- _Challenge_
All records are to be retyped faithfully and completely.

- _Recorded data_

* start *

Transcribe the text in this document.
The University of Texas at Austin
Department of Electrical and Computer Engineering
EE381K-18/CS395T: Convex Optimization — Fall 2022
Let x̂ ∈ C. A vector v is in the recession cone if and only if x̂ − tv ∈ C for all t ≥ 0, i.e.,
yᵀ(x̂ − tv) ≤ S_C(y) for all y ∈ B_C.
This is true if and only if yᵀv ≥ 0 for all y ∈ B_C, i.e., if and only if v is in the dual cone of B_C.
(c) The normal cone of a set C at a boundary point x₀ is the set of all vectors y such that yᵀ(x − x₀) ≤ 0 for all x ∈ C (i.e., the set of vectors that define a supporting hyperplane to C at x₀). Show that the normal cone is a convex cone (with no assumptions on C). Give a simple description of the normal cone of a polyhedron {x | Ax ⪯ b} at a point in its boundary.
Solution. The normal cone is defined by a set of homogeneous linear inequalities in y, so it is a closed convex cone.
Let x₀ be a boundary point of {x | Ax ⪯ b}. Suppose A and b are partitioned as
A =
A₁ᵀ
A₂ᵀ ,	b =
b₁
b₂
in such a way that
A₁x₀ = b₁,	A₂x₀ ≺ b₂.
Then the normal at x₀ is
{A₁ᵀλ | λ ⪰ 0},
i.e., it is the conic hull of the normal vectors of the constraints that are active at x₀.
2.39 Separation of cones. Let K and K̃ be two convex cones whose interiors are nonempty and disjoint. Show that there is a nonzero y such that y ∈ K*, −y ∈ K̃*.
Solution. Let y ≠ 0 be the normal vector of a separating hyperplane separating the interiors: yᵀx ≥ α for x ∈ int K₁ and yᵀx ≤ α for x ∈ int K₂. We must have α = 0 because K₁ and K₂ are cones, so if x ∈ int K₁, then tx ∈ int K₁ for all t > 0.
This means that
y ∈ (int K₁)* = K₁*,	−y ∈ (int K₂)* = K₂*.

* end *

- _Task output_
Transcribe the text in this document.
The University of Texas at Austin
Department of Electrical and Computer Engineering
EE381K-18/CS395T: Convex Optimization — Fall 2022
Let x̂ ∈ C. A vector v is in the recession cone if and only if x̂ − tv ∈ C for all t ≥ 0, i.e.,
yᵀ(x̂ − tv) ≤ S_C(y) for all y ∈ B_C.
This is true if and only if yᵀv ≥ 0 for all y ∈ B_C, i.e., if and only if v is in the dual cone of B_C.
(c) The normal cone of a set C at a boundary point x₀ is the set of all vectors y such that yᵀ(x − x₀) ≤ 0 for all x ∈ C (i.e., the set of vectors that define a supporting hyperplane to C at x₀). Show that the normal cone is a convex cone (with no assumptions on C). Give a simple description of the normal cone of a polyhedron {x | Ax ⪯ b} at a point in its boundary.
Solution. The normal cone is defined by a set of homogeneous linear inequalities in y, so it is a closed convex cone.
Let x₀ be a boundary point of {x | Ax ⪯ b}. Suppose A and b are partitioned as
A =
A₁ᵀ
A₂ᵀ ,	b =
b₁
b₂
in such a way that
A₁x₀ = b₁,	A₂x₀ ≺ b₂.
Then the normal at x₀ is
{A₁ᵀλ | λ ⪰ 0},
i.e., it is the conic hull of the normal vectors of the constraints that are active at x₀.
2.39 Separation of cones. Let K and K̃ be two convex cones whose interiors are nonempty and disjoint. Show that there is a nonzero y such that y ∈ K*, −y ∈ K̃*.
Solution. Let y ≠ 0 be the normal vector of a separating hyperplane separating the interiors: yᵀx ≥ α for x ∈ int K₁ and yᵀx ≤ α for x ∈ int K₂. We must have α = 0 because K₁ and K₂ are cones, so if x ∈ int K₁, then tx ∈ int K₁ for all t > 0.
This means that
y ∈ (int K₁)* = K₁*,	−y ∈ (int K₂)* = K₂*.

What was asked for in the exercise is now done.